[Items listed in a dataset]
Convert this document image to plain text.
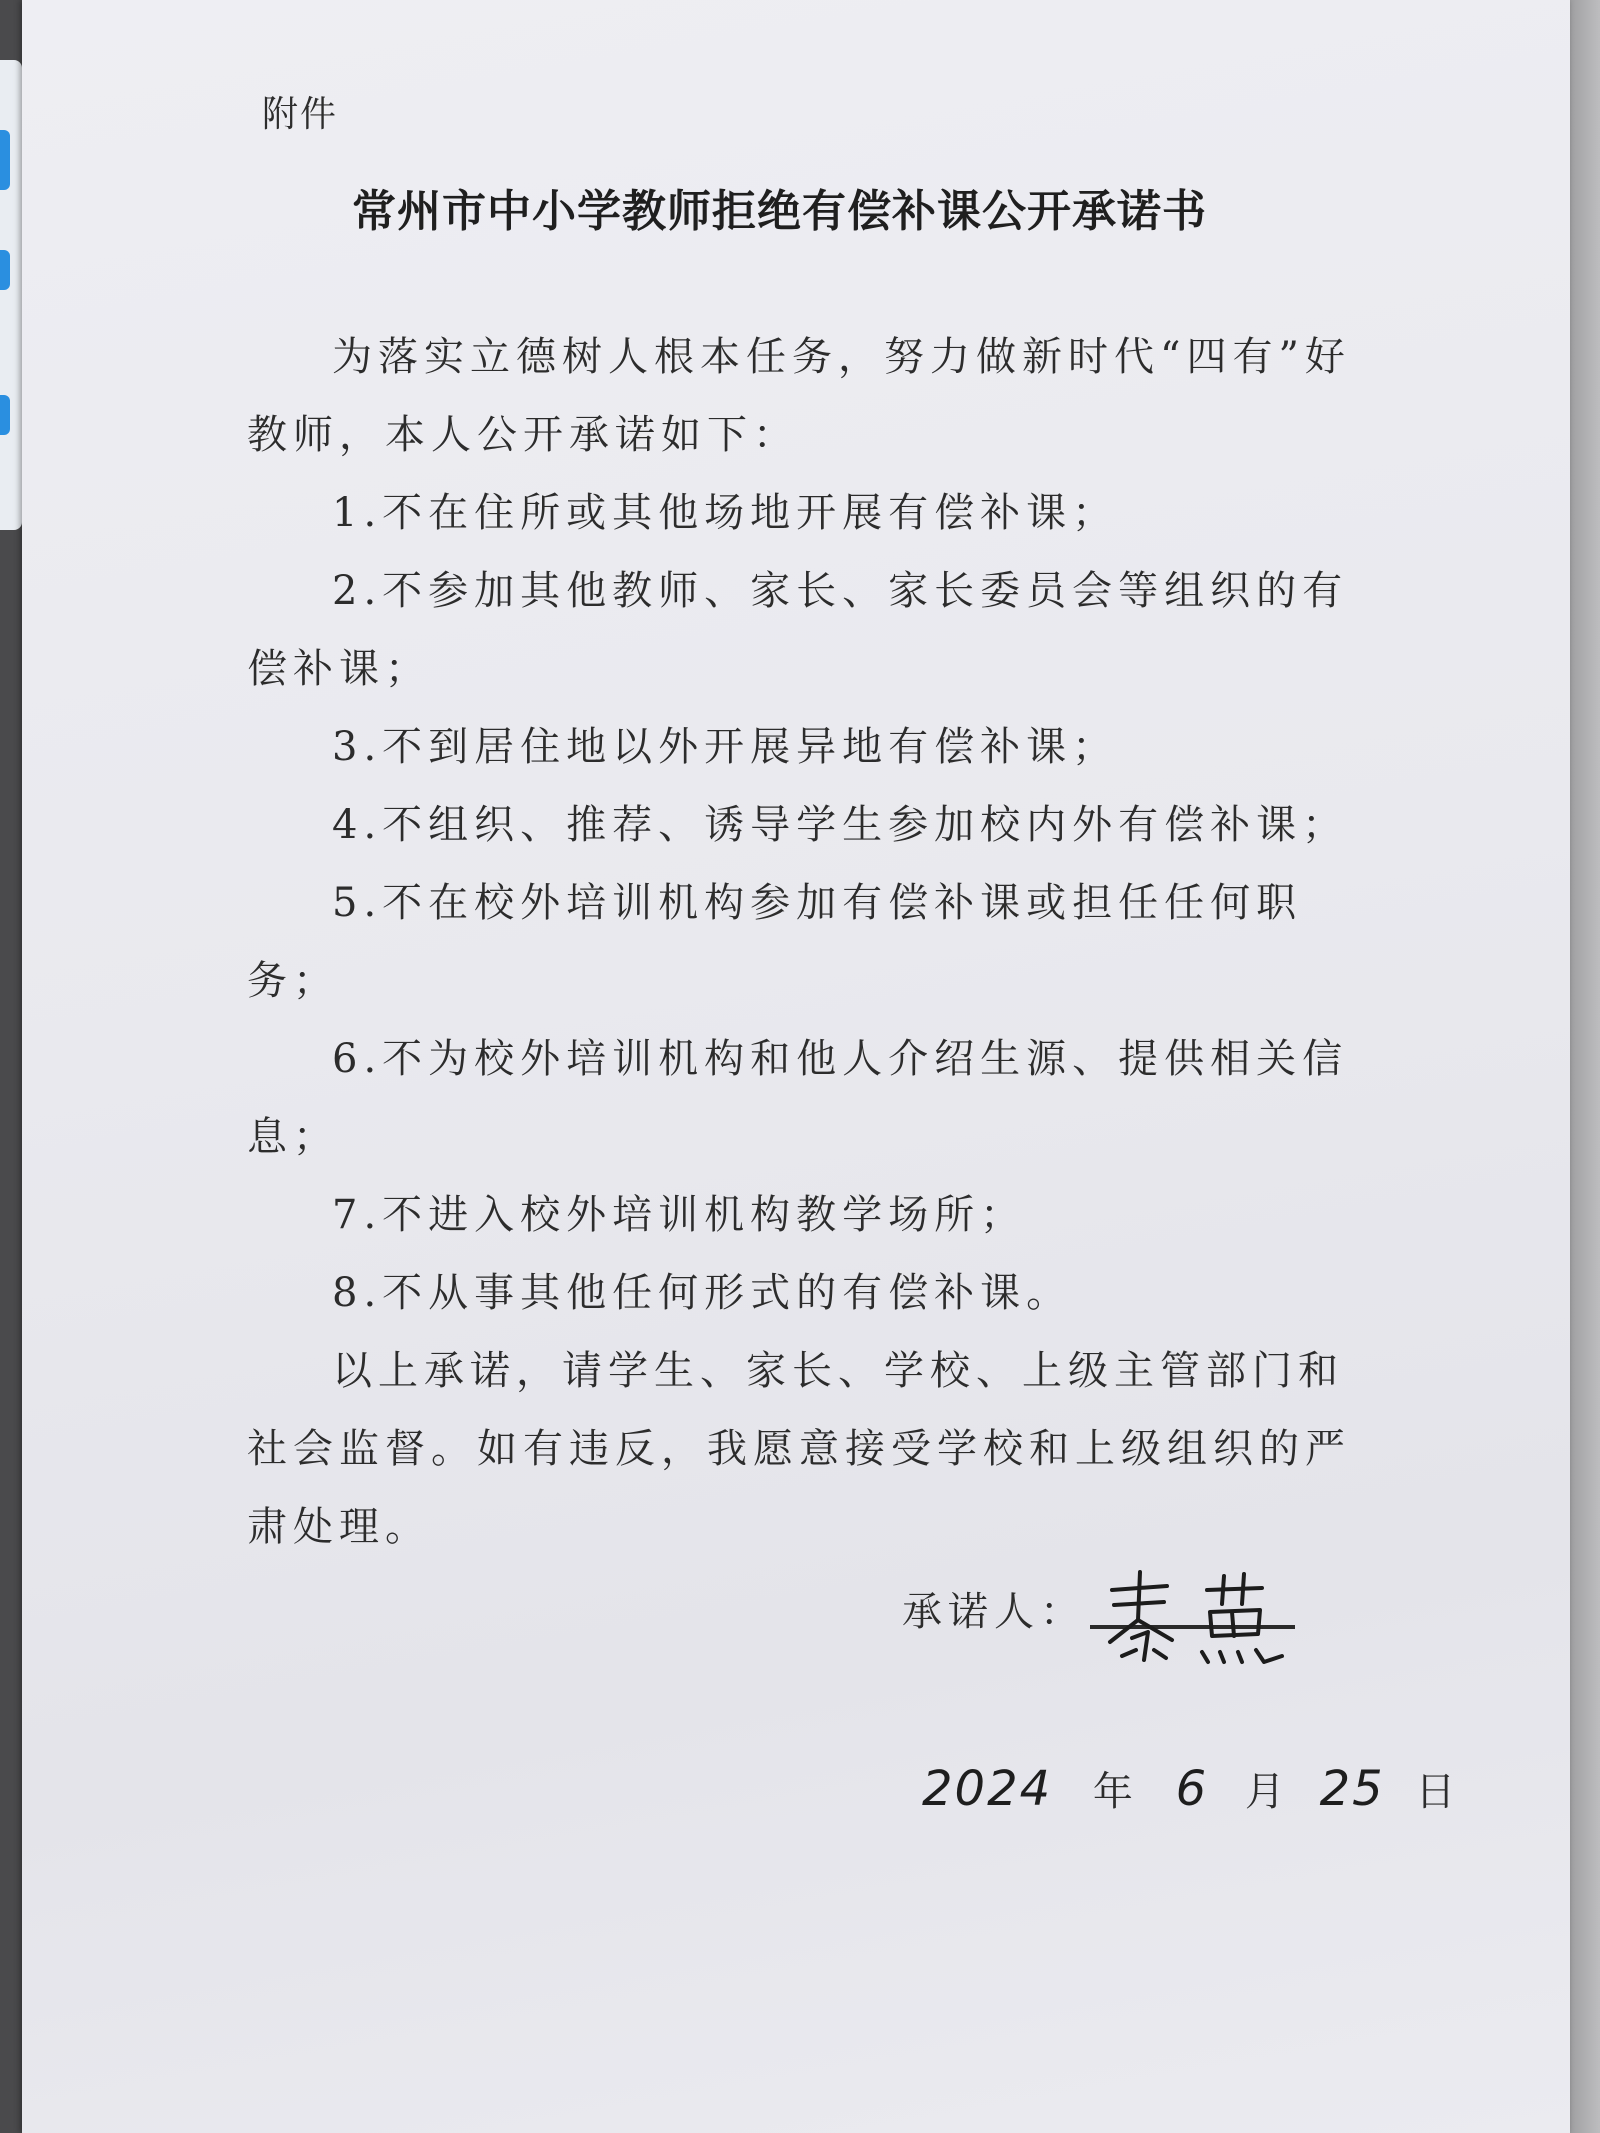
附件
常州市中小学教师拒绝有偿补课公开承诺书

为落实立德树人根本任务，努力做新时代“四有”好教师，本人公开承诺如下：

1.不在住所或其他场地开展有偿补课；

2.不参加其他教师、家长、家长委员会等组织的有偿补课；

3.不到居住地以外开展异地有偿补课；

4.不组织、推荐、诱导学生参加校内外有偿补课；

5.不在校外培训机构参加有偿补课或担任任何职务；

6.不为校外培训机构和他人介绍生源、提供相关信息；

7.不进入校外培训机构教学场所；

8.不从事其他任何形式的有偿补课。

以上承诺，请学生、家长、学校、上级主管部门和社会监督。如有违反，我愿意接受学校和上级组织的严肃处理。

承诺人：
2024 年 6 月 25 日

*What you should do:* Copy the records above exactly, omitting every picture.

*Full output:*
Convert this document image to plain text.
附件
常州市中小学教师拒绝有偿补课公开承诺书

为落实立德树人根本任务，努力做新时代“四有”好教师，本人公开承诺如下：

1.不在住所或其他场地开展有偿补课；

2.不参加其他教师、家长、家长委员会等组织的有偿补课；

3.不到居住地以外开展异地有偿补课；

4.不组织、推荐、诱导学生参加校内外有偿补课；

5.不在校外培训机构参加有偿补课或担任任何职务；

6.不为校外培训机构和他人介绍生源、提供相关信息；

7.不进入校外培训机构教学场所；

8.不从事其他任何形式的有偿补课。

以上承诺，请学生、家长、学校、上级主管部门和社会监督。如有违反，我愿意接受学校和上级组织的严肃处理。

承诺人：
2024 年 6 月 25 日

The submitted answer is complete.